Task to complete
Read the lines that follow and pick out every one containing the word "zoom".

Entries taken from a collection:

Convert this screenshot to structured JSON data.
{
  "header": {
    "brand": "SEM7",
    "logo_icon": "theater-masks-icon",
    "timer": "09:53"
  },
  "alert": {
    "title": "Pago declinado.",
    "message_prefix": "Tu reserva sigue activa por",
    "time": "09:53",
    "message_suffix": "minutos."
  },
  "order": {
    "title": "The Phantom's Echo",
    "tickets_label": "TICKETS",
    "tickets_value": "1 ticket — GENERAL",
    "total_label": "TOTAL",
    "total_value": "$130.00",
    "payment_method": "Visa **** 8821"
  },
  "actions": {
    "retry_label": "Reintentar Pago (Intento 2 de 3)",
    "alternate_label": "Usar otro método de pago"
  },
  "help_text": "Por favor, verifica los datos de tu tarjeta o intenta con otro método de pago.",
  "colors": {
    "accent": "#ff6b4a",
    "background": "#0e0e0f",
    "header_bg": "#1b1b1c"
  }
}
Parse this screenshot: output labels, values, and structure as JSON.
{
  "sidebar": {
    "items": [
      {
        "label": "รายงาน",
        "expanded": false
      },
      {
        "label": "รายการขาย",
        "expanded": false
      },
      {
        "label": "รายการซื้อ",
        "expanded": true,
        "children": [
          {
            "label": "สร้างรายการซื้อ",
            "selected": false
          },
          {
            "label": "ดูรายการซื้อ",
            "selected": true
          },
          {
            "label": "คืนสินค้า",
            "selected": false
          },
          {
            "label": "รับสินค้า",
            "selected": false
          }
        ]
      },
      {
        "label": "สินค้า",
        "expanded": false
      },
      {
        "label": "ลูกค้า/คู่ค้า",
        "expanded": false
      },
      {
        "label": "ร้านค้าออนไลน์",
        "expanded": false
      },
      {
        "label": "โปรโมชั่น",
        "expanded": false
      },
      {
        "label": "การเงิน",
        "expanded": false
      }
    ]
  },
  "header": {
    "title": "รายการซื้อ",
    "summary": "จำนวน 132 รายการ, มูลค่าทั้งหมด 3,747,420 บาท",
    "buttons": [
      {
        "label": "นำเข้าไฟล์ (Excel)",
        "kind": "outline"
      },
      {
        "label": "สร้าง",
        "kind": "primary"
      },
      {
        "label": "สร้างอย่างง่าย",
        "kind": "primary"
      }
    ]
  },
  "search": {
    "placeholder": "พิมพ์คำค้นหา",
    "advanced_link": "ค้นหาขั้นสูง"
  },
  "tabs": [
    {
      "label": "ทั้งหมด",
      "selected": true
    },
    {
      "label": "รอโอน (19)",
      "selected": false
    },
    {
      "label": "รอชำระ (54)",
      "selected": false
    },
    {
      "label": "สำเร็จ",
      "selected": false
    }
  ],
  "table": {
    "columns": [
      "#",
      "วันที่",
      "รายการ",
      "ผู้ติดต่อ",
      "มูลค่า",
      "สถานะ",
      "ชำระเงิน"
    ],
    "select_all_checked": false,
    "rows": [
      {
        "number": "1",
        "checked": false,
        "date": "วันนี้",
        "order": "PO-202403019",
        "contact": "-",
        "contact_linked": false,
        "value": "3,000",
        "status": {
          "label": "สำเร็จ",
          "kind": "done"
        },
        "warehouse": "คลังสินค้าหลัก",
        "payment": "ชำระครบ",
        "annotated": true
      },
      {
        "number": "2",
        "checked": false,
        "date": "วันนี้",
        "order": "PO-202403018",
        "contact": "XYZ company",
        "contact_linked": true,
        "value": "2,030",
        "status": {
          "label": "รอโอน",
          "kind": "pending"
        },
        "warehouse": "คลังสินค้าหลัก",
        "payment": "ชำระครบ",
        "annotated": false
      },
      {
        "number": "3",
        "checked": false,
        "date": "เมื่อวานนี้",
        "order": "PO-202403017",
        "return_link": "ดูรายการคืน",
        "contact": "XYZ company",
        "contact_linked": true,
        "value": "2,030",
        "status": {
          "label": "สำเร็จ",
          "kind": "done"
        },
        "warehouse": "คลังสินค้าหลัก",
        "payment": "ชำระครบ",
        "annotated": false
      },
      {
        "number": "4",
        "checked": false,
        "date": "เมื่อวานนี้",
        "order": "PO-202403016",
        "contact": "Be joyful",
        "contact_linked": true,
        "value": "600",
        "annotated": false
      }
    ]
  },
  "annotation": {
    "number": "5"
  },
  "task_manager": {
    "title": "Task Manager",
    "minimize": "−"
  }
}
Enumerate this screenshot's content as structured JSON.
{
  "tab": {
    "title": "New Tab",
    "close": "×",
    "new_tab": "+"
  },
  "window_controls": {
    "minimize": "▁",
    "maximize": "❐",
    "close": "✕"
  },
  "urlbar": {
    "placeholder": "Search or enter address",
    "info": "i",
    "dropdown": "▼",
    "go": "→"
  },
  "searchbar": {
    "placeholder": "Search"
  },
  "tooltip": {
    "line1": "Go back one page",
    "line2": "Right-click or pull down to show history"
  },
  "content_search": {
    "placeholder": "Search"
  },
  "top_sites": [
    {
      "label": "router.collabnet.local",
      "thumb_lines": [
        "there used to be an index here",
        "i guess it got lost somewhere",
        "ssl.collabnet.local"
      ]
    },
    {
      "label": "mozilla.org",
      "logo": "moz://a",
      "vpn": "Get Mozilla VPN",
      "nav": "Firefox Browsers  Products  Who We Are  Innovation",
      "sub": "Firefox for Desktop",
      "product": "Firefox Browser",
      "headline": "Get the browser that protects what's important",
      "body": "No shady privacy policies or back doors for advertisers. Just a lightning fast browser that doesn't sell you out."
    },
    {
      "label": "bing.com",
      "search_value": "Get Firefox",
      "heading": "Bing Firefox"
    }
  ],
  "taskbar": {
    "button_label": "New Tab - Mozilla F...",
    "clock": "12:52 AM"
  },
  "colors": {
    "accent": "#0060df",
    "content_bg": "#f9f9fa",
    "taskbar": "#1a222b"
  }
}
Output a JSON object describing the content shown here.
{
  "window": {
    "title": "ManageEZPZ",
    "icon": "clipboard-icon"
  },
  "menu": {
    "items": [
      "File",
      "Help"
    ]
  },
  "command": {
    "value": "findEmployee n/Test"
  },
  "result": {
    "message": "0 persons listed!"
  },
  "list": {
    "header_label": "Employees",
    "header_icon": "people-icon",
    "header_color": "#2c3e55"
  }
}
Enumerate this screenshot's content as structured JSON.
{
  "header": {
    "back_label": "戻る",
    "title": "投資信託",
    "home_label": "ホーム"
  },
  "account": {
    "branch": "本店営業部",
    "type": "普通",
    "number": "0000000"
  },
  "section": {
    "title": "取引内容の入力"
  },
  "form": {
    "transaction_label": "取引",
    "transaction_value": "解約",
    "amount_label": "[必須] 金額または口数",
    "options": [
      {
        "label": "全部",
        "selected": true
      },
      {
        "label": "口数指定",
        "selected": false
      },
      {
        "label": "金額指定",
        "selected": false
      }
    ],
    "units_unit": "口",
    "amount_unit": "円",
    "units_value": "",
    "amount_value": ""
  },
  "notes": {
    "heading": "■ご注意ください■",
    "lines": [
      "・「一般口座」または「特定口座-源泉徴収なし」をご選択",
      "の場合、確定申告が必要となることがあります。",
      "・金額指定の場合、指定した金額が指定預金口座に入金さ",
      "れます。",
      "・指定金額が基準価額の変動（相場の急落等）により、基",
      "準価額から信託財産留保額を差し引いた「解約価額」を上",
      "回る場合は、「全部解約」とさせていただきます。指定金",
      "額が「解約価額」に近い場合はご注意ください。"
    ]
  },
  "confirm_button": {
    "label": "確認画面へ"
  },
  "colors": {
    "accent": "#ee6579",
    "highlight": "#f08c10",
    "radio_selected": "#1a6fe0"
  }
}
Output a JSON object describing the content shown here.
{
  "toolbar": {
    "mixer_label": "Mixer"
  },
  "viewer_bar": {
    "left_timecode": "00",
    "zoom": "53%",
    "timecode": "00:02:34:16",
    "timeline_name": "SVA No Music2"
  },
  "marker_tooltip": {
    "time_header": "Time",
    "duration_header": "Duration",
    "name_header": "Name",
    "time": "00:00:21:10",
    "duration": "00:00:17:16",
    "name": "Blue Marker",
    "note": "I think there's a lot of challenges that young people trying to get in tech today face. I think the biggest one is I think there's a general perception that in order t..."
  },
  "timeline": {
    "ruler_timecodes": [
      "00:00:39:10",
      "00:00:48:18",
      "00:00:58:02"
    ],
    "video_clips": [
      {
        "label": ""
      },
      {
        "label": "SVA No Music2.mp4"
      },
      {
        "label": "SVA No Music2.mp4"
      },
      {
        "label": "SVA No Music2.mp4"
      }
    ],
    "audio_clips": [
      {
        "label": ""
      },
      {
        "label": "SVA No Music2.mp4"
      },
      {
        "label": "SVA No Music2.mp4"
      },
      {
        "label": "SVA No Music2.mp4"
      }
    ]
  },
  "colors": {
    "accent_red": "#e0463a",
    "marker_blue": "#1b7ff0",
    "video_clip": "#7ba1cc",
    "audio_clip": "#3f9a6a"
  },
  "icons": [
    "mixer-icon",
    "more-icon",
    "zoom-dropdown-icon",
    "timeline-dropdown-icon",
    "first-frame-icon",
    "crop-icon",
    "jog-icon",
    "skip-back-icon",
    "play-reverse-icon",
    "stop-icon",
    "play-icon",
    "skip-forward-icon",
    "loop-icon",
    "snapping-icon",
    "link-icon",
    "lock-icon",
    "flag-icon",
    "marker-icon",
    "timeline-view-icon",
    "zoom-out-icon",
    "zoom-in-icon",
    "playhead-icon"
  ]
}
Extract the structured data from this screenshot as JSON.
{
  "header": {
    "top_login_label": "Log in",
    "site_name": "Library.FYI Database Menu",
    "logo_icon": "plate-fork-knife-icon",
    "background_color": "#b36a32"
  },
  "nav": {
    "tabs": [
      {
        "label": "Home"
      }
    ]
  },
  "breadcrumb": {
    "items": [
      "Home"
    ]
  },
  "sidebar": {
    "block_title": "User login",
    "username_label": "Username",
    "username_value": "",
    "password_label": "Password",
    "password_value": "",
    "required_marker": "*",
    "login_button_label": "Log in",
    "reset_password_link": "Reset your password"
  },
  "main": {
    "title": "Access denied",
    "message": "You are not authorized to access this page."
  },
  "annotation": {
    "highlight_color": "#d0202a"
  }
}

Correct result
    "zoom": "53%",
    "zoom-dropdown-icon",
    "zoom-out-icon",
    "zoom-in-icon",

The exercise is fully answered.